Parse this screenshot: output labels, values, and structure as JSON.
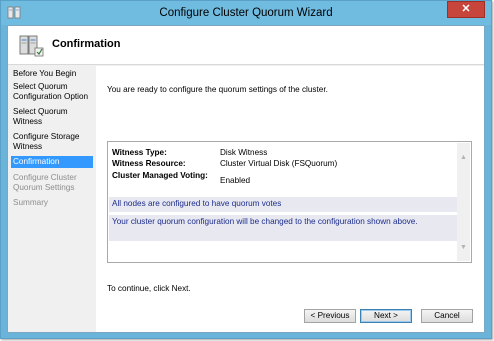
{
  "window": {
    "title": "Configure Cluster Quorum Wizard",
    "close_glyph": "✕"
  },
  "header": {
    "title": "Confirmation",
    "icon": "cluster-wizard-icon"
  },
  "nav": {
    "items": [
      {
        "label": "Before You Begin",
        "state": "normal"
      },
      {
        "label": "Select Quorum Configuration Option",
        "state": "normal"
      },
      {
        "label": "Select Quorum Witness",
        "state": "normal"
      },
      {
        "label": "Configure Storage Witness",
        "state": "normal"
      },
      {
        "label": "Confirmation",
        "state": "active"
      },
      {
        "label": "Configure Cluster Quorum Settings",
        "state": "disabled"
      },
      {
        "label": "Summary",
        "state": "disabled"
      }
    ]
  },
  "main": {
    "intro": "You are ready to configure the quorum settings of the cluster.",
    "summary": {
      "rows": [
        {
          "key": "Witness Type:",
          "value": "Disk Witness"
        },
        {
          "key": "Witness Resource:",
          "value": "Cluster Virtual Disk (FSQuorum)"
        },
        {
          "key": "Cluster Managed Voting:",
          "value": "Enabled"
        }
      ],
      "note_votes": "All nodes are configured to have quorum votes",
      "note_change": "Your cluster quorum configuration will be changed to the configuration shown above."
    },
    "continue_text": "To continue, click Next."
  },
  "buttons": {
    "previous": "< Previous",
    "next": "Next >",
    "cancel": "Cancel"
  },
  "colors": {
    "titlebar": "#70bbe0",
    "accent_selected": "#3399ff",
    "note_text": "#1c2d8c",
    "close": "#c7453a"
  }
}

**TASK PROMPT**
Without including any pictures, output all the entries above exactly.

**RESPONSE BELOW**
Parse this screenshot: output labels, values, and structure as JSON.
{
  "window": {
    "title": "Configure Cluster Quorum Wizard",
    "close_glyph": "✕"
  },
  "header": {
    "title": "Confirmation",
    "icon": "cluster-wizard-icon"
  },
  "nav": {
    "items": [
      {
        "label": "Before You Begin",
        "state": "normal"
      },
      {
        "label": "Select Quorum Configuration Option",
        "state": "normal"
      },
      {
        "label": "Select Quorum Witness",
        "state": "normal"
      },
      {
        "label": "Configure Storage Witness",
        "state": "normal"
      },
      {
        "label": "Confirmation",
        "state": "active"
      },
      {
        "label": "Configure Cluster Quorum Settings",
        "state": "disabled"
      },
      {
        "label": "Summary",
        "state": "disabled"
      }
    ]
  },
  "main": {
    "intro": "You are ready to configure the quorum settings of the cluster.",
    "summary": {
      "rows": [
        {
          "key": "Witness Type:",
          "value": "Disk Witness"
        },
        {
          "key": "Witness Resource:",
          "value": "Cluster Virtual Disk (FSQuorum)"
        },
        {
          "key": "Cluster Managed Voting:",
          "value": "Enabled"
        }
      ],
      "note_votes": "All nodes are configured to have quorum votes",
      "note_change": "Your cluster quorum configuration will be changed to the configuration shown above."
    },
    "continue_text": "To continue, click Next."
  },
  "buttons": {
    "previous": "< Previous",
    "next": "Next >",
    "cancel": "Cancel"
  },
  "colors": {
    "titlebar": "#70bbe0",
    "accent_selected": "#3399ff",
    "note_text": "#1c2d8c",
    "close": "#c7453a"
  }
}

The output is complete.